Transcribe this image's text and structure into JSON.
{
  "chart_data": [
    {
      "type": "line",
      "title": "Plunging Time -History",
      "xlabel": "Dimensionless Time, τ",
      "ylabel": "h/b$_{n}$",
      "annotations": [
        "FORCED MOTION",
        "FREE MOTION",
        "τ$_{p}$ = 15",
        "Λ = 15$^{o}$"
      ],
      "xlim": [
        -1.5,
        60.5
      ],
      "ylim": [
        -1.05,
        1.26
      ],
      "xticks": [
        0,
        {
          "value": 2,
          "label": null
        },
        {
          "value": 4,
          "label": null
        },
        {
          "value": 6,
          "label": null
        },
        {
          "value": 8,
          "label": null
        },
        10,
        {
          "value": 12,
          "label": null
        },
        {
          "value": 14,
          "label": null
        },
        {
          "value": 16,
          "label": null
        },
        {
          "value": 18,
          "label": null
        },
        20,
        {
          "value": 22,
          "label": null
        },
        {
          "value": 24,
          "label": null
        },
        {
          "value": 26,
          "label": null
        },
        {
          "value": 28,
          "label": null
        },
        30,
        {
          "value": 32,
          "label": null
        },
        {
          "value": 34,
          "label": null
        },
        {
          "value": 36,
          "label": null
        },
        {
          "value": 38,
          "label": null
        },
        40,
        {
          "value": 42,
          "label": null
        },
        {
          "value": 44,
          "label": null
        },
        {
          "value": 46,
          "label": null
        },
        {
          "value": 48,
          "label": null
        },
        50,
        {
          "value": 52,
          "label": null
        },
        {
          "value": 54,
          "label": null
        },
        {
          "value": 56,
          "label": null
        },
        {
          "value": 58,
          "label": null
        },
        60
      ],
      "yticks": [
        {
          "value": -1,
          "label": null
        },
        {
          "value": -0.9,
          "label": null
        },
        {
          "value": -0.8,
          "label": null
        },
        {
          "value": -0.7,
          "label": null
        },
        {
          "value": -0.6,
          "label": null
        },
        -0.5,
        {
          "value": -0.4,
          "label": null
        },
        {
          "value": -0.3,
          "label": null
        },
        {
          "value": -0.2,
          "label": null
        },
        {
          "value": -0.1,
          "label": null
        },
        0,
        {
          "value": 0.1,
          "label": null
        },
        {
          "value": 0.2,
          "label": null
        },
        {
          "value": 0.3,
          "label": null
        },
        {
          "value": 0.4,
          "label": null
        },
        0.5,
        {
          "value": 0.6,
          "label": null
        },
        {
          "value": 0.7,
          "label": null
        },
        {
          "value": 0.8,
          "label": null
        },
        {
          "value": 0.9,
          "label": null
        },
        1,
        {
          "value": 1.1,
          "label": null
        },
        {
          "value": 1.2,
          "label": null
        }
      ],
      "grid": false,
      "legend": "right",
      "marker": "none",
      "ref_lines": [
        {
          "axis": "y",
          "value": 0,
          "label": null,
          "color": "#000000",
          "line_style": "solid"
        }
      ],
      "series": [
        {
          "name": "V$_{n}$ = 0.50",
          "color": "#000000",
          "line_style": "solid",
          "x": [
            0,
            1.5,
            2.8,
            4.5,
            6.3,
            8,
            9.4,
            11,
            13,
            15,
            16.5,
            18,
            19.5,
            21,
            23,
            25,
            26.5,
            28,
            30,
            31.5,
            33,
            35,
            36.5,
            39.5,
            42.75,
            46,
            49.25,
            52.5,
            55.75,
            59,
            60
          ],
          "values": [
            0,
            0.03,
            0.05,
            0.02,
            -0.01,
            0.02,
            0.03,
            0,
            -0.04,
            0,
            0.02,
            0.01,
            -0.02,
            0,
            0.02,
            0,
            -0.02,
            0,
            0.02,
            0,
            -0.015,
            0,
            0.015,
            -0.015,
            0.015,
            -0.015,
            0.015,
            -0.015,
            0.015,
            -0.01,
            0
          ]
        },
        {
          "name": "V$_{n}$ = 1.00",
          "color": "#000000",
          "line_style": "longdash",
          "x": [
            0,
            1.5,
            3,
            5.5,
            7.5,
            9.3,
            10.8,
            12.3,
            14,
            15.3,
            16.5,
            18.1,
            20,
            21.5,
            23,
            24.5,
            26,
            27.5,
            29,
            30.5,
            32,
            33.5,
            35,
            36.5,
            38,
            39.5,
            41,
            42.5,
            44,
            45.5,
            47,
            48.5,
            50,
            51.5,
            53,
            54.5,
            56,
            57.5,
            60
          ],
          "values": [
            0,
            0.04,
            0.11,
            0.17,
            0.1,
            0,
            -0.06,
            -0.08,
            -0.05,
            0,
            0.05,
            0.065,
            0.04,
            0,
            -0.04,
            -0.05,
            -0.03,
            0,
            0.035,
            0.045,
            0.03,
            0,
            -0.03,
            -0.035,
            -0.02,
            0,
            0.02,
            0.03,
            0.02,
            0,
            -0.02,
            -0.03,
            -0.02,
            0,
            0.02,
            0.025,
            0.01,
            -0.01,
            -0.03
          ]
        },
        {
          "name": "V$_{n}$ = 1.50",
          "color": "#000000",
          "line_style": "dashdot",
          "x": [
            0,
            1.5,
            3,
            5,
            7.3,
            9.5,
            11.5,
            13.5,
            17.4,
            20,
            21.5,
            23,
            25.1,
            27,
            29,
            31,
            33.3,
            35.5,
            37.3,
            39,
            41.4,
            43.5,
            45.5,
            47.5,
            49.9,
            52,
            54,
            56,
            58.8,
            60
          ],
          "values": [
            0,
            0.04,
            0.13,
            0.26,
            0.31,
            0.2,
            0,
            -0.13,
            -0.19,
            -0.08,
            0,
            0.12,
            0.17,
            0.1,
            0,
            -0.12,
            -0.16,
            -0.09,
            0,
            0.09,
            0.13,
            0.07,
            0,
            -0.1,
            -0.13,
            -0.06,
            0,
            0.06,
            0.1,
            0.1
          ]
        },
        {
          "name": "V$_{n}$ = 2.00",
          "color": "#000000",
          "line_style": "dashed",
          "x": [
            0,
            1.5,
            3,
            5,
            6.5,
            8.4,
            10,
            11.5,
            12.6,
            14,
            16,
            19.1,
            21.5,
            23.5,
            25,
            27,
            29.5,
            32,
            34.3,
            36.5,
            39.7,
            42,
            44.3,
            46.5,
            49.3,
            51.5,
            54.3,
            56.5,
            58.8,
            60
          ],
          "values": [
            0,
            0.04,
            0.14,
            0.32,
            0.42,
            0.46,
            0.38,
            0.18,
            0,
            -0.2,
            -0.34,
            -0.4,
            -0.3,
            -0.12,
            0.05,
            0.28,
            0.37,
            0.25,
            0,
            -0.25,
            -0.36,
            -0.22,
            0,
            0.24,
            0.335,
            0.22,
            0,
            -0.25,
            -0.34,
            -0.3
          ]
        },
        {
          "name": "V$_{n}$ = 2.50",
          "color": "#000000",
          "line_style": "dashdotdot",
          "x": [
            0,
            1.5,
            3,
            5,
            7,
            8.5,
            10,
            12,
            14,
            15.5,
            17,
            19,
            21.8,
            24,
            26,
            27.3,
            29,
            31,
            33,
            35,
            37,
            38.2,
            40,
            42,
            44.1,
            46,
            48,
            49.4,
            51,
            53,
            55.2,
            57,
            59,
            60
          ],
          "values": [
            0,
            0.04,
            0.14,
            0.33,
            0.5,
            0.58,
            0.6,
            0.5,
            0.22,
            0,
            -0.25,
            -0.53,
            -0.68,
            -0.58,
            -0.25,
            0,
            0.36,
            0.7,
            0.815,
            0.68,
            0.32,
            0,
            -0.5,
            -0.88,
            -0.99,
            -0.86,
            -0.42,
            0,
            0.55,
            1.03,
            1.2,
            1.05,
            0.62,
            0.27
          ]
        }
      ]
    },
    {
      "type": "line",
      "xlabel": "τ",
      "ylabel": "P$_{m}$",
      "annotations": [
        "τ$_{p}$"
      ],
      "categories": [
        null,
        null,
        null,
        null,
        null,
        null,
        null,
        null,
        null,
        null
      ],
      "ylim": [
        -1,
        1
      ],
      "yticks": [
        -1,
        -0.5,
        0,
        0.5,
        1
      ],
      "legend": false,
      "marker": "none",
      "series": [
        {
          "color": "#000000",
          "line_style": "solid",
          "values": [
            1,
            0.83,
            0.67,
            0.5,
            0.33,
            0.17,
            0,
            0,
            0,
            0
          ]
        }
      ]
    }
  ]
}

------------

**TASK DIRECTIONS**
From the listing above, pick out every line containing "xlabel".

**FINISHED ANSWER**
      "xlabel": "Dimensionless Time, τ",
      "xlabel": "τ",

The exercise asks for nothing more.